[DATA EXTRACT]:
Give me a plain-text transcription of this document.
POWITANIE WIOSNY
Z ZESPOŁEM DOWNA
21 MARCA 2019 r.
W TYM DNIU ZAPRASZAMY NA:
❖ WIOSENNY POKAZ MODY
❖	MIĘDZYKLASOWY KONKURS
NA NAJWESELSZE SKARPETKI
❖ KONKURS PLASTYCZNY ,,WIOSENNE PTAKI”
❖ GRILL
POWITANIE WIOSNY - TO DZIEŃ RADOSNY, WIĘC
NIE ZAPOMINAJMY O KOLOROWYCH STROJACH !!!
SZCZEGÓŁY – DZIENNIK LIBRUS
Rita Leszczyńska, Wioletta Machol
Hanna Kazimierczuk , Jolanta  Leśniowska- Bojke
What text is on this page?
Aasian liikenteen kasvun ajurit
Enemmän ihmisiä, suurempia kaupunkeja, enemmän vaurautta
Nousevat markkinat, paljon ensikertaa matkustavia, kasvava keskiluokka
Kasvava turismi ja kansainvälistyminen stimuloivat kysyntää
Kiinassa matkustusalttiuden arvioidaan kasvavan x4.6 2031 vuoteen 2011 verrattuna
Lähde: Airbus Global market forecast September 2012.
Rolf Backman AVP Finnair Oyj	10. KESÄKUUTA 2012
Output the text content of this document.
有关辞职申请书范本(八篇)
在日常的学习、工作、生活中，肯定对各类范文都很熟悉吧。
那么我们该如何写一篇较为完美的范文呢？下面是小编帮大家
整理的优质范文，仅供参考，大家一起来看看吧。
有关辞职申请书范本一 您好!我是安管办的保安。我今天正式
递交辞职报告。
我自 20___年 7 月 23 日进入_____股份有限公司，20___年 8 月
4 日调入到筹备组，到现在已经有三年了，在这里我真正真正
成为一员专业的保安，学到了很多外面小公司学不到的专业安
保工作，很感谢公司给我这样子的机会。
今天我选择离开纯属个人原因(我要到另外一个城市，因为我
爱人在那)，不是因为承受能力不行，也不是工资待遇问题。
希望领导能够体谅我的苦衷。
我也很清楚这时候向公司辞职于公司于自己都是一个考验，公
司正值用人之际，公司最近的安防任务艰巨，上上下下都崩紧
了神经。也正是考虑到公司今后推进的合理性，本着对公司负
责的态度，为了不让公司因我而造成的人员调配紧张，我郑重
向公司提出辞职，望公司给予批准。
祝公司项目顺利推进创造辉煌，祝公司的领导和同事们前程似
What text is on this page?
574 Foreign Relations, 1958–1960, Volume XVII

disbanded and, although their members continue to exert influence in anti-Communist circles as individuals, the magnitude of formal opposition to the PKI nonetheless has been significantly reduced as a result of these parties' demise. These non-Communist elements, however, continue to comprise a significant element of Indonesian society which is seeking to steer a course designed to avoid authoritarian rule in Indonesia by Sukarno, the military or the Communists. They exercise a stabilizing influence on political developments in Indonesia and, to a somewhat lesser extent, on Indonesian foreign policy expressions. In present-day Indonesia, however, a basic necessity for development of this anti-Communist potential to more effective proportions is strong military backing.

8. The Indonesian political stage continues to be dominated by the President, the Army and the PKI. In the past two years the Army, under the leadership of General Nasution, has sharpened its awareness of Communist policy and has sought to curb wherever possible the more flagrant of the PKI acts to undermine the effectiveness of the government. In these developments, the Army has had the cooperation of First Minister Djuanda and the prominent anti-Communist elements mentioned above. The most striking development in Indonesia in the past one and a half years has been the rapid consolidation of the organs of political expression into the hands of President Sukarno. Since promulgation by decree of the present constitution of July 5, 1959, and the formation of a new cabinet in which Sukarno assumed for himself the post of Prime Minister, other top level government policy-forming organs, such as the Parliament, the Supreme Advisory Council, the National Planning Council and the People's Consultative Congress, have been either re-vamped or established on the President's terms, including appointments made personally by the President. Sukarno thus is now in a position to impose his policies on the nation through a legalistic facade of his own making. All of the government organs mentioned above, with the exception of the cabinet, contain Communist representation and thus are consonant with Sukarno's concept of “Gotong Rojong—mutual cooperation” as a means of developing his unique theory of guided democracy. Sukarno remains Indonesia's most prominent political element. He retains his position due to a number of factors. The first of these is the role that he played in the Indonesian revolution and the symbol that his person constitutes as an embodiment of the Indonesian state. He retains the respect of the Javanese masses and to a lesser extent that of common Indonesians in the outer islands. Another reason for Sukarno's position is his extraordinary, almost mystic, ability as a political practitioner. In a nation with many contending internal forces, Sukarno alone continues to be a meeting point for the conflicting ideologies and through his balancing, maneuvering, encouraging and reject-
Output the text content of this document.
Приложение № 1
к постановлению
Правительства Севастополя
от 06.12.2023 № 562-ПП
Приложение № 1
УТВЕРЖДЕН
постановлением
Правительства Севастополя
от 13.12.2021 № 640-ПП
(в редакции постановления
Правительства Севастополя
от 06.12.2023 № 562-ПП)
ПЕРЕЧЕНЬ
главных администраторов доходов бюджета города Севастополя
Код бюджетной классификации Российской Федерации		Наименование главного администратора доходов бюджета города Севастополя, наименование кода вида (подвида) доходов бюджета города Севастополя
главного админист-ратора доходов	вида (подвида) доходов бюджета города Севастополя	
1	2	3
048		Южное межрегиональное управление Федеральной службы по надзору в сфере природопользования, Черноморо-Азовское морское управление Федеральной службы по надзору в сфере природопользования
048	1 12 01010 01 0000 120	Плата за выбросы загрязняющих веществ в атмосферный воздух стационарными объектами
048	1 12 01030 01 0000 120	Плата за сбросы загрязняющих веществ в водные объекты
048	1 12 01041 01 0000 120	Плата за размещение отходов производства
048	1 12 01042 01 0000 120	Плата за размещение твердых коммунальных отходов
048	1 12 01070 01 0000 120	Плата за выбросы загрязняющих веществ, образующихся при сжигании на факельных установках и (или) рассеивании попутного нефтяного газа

[WHAT IS ASKED]:
Scan the listing above. Collect all lines with the word "POWITANIE".

[ANSWER BELOW]:
POWITANIE WIOSNY
POWITANIE WIOSNY - TO DZIEŃ RADOSNY, WIĘC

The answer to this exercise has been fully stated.